> **Written exercise**
Collect all lines from the listing that include the string "Reward".

◇ ◇ ◇ ◇ ◇

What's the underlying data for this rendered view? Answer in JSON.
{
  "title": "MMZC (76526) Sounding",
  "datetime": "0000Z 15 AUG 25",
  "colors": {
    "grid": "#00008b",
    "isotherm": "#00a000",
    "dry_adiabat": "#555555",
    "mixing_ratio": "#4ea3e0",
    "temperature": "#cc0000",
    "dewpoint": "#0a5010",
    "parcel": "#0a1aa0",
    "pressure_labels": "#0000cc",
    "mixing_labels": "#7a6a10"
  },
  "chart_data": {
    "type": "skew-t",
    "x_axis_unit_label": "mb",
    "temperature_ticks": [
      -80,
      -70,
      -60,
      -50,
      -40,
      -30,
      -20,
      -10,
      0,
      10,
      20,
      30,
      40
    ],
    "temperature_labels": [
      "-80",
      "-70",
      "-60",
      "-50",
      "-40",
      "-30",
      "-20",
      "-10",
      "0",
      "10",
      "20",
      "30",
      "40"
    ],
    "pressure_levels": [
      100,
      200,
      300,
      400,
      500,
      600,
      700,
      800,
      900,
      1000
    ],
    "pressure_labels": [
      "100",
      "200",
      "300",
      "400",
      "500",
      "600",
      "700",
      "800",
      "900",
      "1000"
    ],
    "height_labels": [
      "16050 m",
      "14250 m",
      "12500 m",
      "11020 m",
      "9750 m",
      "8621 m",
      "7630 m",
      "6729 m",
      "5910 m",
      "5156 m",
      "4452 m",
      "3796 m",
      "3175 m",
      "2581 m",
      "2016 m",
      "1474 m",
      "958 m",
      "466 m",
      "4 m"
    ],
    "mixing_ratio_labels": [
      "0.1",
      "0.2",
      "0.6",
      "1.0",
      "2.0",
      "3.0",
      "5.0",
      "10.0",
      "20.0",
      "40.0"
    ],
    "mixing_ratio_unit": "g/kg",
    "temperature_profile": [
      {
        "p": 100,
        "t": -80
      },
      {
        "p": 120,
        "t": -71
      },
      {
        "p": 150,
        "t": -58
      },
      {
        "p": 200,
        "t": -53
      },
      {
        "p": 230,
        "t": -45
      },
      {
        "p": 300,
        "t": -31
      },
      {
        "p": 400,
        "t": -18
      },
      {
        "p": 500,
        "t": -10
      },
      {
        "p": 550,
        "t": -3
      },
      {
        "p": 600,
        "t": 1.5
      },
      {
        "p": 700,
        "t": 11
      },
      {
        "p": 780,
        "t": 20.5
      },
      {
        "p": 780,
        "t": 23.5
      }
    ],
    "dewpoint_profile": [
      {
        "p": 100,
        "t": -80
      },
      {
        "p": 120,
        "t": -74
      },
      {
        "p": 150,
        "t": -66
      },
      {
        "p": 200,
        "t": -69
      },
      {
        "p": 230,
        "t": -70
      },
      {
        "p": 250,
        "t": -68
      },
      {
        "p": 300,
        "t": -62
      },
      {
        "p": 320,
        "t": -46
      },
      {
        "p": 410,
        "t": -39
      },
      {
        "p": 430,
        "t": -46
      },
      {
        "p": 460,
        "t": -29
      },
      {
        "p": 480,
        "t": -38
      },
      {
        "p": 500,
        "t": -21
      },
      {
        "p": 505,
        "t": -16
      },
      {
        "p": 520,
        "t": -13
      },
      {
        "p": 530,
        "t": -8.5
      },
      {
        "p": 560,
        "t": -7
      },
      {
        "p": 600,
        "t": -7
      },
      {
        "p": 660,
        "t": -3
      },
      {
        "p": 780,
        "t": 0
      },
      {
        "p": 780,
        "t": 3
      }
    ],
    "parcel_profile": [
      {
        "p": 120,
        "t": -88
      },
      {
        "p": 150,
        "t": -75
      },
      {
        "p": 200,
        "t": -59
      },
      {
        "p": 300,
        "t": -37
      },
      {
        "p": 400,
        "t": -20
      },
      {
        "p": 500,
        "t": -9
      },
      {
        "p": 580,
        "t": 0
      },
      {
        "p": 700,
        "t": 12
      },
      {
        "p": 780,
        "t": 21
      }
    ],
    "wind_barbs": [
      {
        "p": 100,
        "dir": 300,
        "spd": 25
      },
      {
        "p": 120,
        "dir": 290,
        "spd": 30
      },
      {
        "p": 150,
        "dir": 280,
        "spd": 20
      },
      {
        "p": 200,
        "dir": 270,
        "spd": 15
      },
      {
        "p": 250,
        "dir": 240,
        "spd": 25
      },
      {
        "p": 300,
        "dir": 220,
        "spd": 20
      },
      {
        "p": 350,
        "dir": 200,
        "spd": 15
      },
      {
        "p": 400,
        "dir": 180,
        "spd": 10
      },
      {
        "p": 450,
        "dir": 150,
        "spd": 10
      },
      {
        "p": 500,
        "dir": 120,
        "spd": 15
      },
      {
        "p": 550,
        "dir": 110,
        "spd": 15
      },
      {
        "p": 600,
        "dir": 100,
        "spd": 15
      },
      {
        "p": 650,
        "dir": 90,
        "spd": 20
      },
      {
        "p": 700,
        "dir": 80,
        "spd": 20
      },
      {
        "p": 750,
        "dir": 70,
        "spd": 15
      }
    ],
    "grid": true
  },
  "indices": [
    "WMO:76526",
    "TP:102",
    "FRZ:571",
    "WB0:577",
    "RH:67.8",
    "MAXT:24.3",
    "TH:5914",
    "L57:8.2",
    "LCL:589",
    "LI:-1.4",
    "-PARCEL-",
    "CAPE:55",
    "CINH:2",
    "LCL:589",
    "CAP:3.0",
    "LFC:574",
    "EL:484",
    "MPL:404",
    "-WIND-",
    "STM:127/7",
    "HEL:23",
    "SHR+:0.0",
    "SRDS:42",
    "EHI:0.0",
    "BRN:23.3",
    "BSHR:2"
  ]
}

◇ ◇ ◇ ◇ ◇

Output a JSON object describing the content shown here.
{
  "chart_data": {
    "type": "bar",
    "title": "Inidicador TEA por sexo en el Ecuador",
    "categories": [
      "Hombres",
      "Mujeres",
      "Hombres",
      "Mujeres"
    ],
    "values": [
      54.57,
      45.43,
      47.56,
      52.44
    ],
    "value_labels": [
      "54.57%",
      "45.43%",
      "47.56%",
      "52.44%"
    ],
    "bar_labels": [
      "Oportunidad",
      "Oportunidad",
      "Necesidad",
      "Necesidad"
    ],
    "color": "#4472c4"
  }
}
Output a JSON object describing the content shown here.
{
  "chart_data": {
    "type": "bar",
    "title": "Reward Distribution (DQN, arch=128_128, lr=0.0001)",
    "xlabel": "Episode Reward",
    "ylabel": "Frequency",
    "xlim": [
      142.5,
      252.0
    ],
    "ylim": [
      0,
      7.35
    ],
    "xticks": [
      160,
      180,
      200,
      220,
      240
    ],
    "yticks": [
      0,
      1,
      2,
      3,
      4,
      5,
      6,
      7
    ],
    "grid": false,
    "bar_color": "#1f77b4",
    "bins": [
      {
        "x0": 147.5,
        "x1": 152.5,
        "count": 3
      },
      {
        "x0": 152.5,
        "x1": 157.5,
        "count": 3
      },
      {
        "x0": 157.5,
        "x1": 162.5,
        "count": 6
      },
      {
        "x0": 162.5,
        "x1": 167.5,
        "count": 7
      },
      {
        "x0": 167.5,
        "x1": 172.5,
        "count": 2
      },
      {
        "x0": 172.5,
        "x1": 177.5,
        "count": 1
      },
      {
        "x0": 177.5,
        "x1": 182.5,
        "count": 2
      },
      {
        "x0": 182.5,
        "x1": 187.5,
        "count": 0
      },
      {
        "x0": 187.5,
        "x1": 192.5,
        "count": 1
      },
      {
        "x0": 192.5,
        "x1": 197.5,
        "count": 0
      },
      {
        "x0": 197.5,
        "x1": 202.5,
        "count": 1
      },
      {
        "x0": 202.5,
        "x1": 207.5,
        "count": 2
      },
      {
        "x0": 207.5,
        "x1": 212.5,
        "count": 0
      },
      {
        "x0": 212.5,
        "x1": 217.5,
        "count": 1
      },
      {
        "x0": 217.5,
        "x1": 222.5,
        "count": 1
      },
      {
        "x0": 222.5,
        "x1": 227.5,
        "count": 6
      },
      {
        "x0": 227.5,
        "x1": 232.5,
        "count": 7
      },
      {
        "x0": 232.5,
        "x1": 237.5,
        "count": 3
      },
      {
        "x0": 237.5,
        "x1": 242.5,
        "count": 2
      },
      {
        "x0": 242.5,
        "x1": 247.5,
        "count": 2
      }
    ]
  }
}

◇ ◇ ◇ ◇ ◇

> **Task answer**
    "title": "Reward Distribution (DQN, arch=128_128, lr=0.0001)",
    "xlabel": "Episode Reward",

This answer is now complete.